EXERCISE DETAILS:
Restate the entries word for word, omitting nothing.

ROWS:
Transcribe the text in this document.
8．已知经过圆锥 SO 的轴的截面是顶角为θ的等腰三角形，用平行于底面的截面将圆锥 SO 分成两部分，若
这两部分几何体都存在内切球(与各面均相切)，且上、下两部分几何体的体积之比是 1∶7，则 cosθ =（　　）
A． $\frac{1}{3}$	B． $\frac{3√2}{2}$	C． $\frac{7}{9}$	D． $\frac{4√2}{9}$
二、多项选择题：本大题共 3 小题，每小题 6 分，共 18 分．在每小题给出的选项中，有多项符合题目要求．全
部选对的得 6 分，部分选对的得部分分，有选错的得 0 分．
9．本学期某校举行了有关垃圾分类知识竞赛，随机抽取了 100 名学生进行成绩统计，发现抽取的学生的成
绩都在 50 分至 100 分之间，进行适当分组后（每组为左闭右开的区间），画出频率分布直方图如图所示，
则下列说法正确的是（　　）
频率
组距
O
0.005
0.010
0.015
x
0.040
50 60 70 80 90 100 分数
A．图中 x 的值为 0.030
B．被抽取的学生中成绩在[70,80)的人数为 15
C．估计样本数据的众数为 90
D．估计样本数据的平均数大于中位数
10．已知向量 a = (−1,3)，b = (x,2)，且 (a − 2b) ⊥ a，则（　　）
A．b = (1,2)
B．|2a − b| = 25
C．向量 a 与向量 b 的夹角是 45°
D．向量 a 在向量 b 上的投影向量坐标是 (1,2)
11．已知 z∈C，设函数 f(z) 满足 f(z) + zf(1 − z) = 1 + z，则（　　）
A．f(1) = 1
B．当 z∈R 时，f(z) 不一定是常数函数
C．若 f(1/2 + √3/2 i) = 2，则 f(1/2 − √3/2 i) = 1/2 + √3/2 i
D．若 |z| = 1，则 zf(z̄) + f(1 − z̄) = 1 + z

OUTPUT FOR THIS EXERCISE:
Transcribe the text in this document.
8．已知经过圆锥 SO 的轴的截面是顶角为θ的等腰三角形，用平行于底面的截面将圆锥 SO 分成两部分，若
这两部分几何体都存在内切球(与各面均相切)，且上、下两部分几何体的体积之比是 1∶7，则 cosθ =（　　）
A． $\frac{1}{3}$	B． $\frac{3√2}{2}$	C． $\frac{7}{9}$	D． $\frac{4√2}{9}$
二、多项选择题：本大题共 3 小题，每小题 6 分，共 18 分．在每小题给出的选项中，有多项符合题目要求．全
部选对的得 6 分，部分选对的得部分分，有选错的得 0 分．
9．本学期某校举行了有关垃圾分类知识竞赛，随机抽取了 100 名学生进行成绩统计，发现抽取的学生的成
绩都在 50 分至 100 分之间，进行适当分组后（每组为左闭右开的区间），画出频率分布直方图如图所示，
则下列说法正确的是（　　）
频率
组距
O
0.005
0.010
0.015
x
0.040
50 60 70 80 90 100 分数
A．图中 x 的值为 0.030
B．被抽取的学生中成绩在[70,80)的人数为 15
C．估计样本数据的众数为 90
D．估计样本数据的平均数大于中位数
10．已知向量 a = (−1,3)，b = (x,2)，且 (a − 2b) ⊥ a，则（　　）
A．b = (1,2)
B．|2a − b| = 25
C．向量 a 与向量 b 的夹角是 45°
D．向量 a 在向量 b 上的投影向量坐标是 (1,2)
11．已知 z∈C，设函数 f(z) 满足 f(z) + zf(1 − z) = 1 + z，则（　　）
A．f(1) = 1
B．当 z∈R 时，f(z) 不一定是常数函数
C．若 f(1/2 + √3/2 i) = 2，则 f(1/2 − √3/2 i) = 1/2 + √3/2 i
D．若 |z| = 1，则 zf(z̄) + f(1 − z̄) = 1 + z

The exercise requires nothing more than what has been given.